[start of Task data]
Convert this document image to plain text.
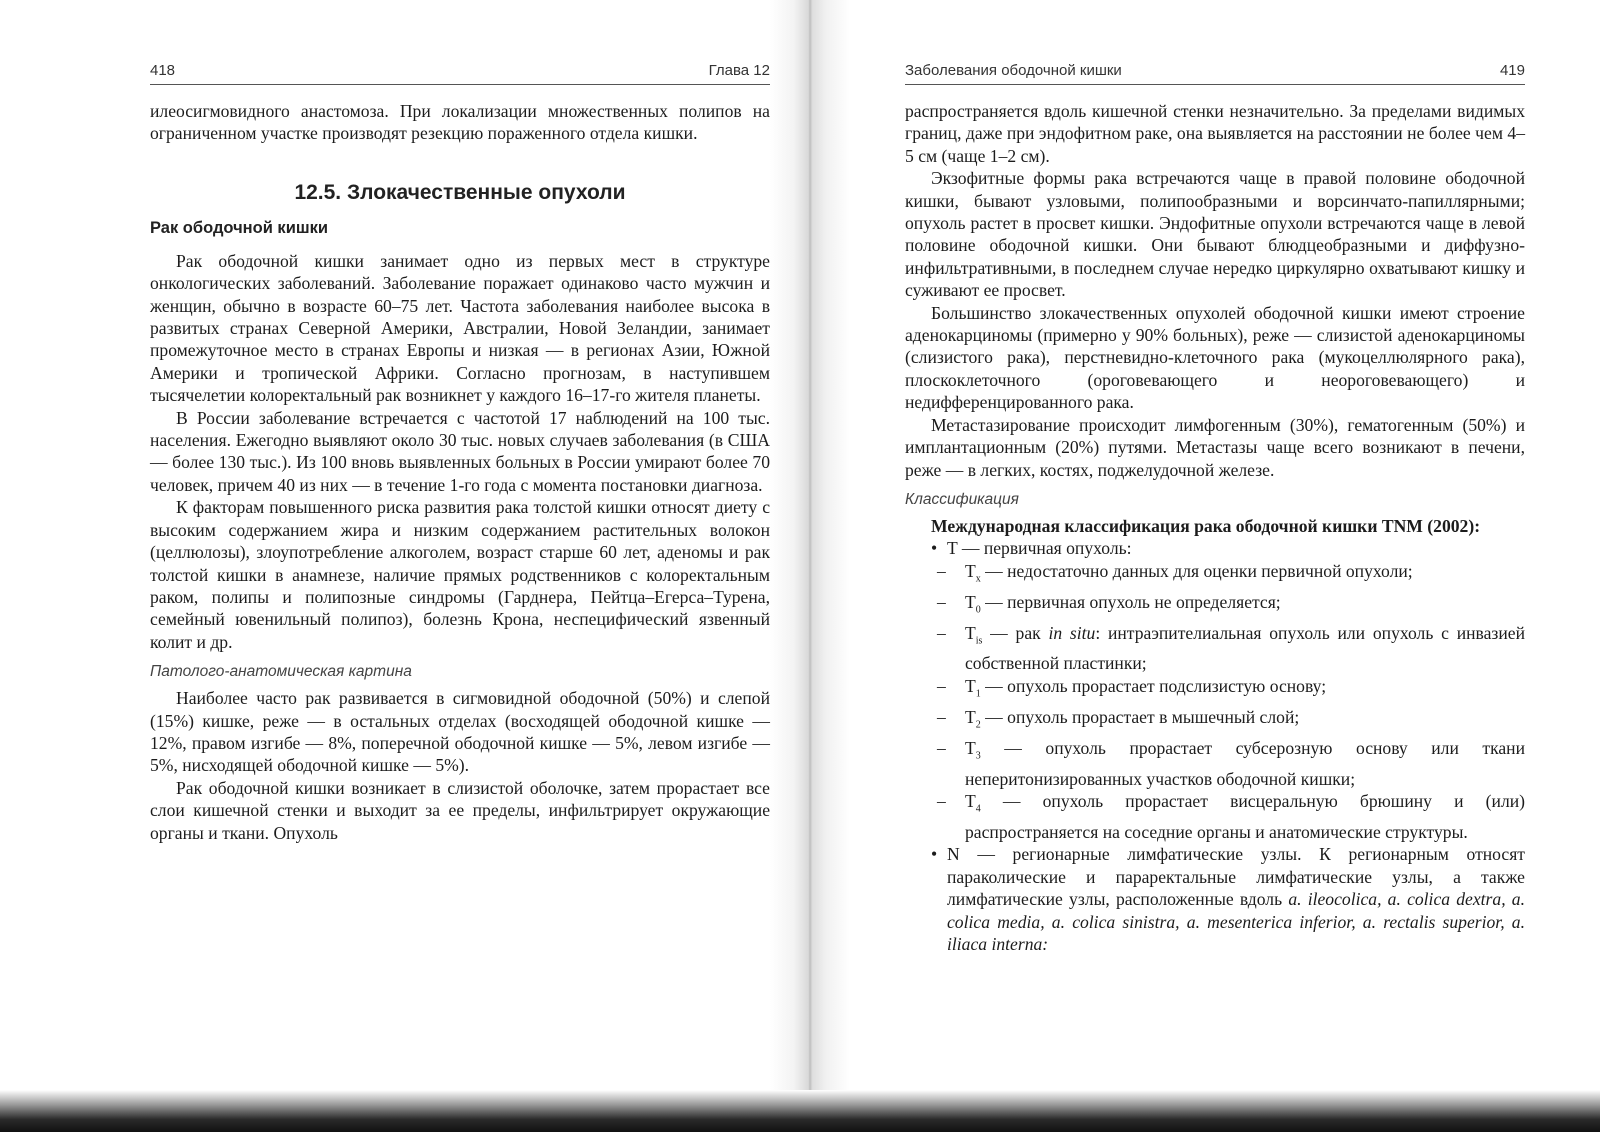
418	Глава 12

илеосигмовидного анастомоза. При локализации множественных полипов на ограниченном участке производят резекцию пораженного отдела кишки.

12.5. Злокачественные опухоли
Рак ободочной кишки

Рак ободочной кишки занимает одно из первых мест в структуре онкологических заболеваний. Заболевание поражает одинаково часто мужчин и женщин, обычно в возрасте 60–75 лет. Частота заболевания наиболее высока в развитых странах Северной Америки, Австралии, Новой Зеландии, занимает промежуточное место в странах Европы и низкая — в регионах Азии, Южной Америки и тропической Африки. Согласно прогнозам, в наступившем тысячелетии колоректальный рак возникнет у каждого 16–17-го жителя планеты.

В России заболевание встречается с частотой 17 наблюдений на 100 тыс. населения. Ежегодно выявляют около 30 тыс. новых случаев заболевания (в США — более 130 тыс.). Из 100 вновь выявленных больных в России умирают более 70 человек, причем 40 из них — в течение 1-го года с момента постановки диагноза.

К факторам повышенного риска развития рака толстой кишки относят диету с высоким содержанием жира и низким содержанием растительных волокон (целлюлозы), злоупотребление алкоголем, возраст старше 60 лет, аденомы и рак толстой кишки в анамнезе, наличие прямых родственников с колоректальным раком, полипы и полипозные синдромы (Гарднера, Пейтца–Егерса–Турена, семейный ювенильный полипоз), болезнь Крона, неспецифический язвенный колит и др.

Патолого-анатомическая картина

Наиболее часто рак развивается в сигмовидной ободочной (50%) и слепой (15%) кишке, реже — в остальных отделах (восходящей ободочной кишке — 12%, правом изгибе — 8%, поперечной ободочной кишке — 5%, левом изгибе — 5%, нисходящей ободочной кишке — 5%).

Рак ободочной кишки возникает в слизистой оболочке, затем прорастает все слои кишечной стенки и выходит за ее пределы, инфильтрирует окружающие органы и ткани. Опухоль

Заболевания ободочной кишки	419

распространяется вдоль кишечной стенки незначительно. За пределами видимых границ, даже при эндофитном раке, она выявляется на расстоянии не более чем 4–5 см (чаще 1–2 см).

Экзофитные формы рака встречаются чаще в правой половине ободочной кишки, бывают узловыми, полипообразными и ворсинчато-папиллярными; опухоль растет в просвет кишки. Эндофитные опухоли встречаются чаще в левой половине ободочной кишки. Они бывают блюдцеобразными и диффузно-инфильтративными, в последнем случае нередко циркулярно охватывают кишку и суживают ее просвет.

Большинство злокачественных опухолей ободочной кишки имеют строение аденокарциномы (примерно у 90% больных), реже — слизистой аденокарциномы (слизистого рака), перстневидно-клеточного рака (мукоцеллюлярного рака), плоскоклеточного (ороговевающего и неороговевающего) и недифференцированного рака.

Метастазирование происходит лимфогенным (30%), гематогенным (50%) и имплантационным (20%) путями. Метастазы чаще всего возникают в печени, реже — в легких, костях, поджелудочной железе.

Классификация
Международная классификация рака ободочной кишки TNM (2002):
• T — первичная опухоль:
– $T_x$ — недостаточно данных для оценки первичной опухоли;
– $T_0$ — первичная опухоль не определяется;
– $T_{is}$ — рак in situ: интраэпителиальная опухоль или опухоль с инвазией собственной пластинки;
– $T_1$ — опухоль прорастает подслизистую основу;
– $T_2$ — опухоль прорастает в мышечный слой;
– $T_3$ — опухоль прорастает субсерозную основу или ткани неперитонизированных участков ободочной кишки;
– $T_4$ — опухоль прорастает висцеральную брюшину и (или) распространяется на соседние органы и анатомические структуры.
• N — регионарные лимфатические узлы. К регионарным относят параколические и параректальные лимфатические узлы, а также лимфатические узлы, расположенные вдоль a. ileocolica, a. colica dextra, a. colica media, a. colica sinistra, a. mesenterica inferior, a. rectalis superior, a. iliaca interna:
[end of Task data]
Problem to solve
Extract the full listing exactly, with the pictures left out.

Completed exercise
Convert this document image to plain text.
418	Глава 12

илеосигмовидного анастомоза. При локализации множественных полипов на ограниченном участке производят резекцию пораженного отдела кишки.

12.5. Злокачественные опухоли
Рак ободочной кишки

Рак ободочной кишки занимает одно из первых мест в структуре онкологических заболеваний. Заболевание поражает одинаково часто мужчин и женщин, обычно в возрасте 60–75 лет. Частота заболевания наиболее высока в развитых странах Северной Америки, Австралии, Новой Зеландии, занимает промежуточное место в странах Европы и низкая — в регионах Азии, Южной Америки и тропической Африки. Согласно прогнозам, в наступившем тысячелетии колоректальный рак возникнет у каждого 16–17-го жителя планеты.

В России заболевание встречается с частотой 17 наблюдений на 100 тыс. населения. Ежегодно выявляют около 30 тыс. новых случаев заболевания (в США — более 130 тыс.). Из 100 вновь выявленных больных в России умирают более 70 человек, причем 40 из них — в течение 1-го года с момента постановки диагноза.

К факторам повышенного риска развития рака толстой кишки относят диету с высоким содержанием жира и низким содержанием растительных волокон (целлюлозы), злоупотребление алкоголем, возраст старше 60 лет, аденомы и рак толстой кишки в анамнезе, наличие прямых родственников с колоректальным раком, полипы и полипозные синдромы (Гарднера, Пейтца–Егерса–Турена, семейный ювенильный полипоз), болезнь Крона, неспецифический язвенный колит и др.

Патолого-анатомическая картина

Наиболее часто рак развивается в сигмовидной ободочной (50%) и слепой (15%) кишке, реже — в остальных отделах (восходящей ободочной кишке — 12%, правом изгибе — 8%, поперечной ободочной кишке — 5%, левом изгибе — 5%, нисходящей ободочной кишке — 5%).

Рак ободочной кишки возникает в слизистой оболочке, затем прорастает все слои кишечной стенки и выходит за ее пределы, инфильтрирует окружающие органы и ткани. Опухоль

Заболевания ободочной кишки	419

распространяется вдоль кишечной стенки незначительно. За пределами видимых границ, даже при эндофитном раке, она выявляется на расстоянии не более чем 4–5 см (чаще 1–2 см).

Экзофитные формы рака встречаются чаще в правой половине ободочной кишки, бывают узловыми, полипообразными и ворсинчато-папиллярными; опухоль растет в просвет кишки. Эндофитные опухоли встречаются чаще в левой половине ободочной кишки. Они бывают блюдцеобразными и диффузно-инфильтративными, в последнем случае нередко циркулярно охватывают кишку и суживают ее просвет.

Большинство злокачественных опухолей ободочной кишки имеют строение аденокарциномы (примерно у 90% больных), реже — слизистой аденокарциномы (слизистого рака), перстневидно-клеточного рака (мукоцеллюлярного рака), плоскоклеточного (ороговевающего и неороговевающего) и недифференцированного рака.

Метастазирование происходит лимфогенным (30%), гематогенным (50%) и имплантационным (20%) путями. Метастазы чаще всего возникают в печени, реже — в легких, костях, поджелудочной железе.

Классификация
Международная классификация рака ободочной кишки TNM (2002):
• T — первичная опухоль:
– $T_x$ — недостаточно данных для оценки первичной опухоли;
– $T_0$ — первичная опухоль не определяется;
– $T_{is}$ — рак in situ: интраэпителиальная опухоль или опухоль с инвазией собственной пластинки;
– $T_1$ — опухоль прорастает подслизистую основу;
– $T_2$ — опухоль прорастает в мышечный слой;
– $T_3$ — опухоль прорастает субсерозную основу или ткани неперитонизированных участков ободочной кишки;
– $T_4$ — опухоль прорастает висцеральную брюшину и (или) распространяется на соседние органы и анатомические структуры.
• N — регионарные лимфатические узлы. К регионарным относят параколические и параректальные лимфатические узлы, а также лимфатические узлы, расположенные вдоль a. ileocolica, a. colica dextra, a. colica media, a. colica sinistra, a. mesenterica inferior, a. rectalis superior, a. iliaca interna:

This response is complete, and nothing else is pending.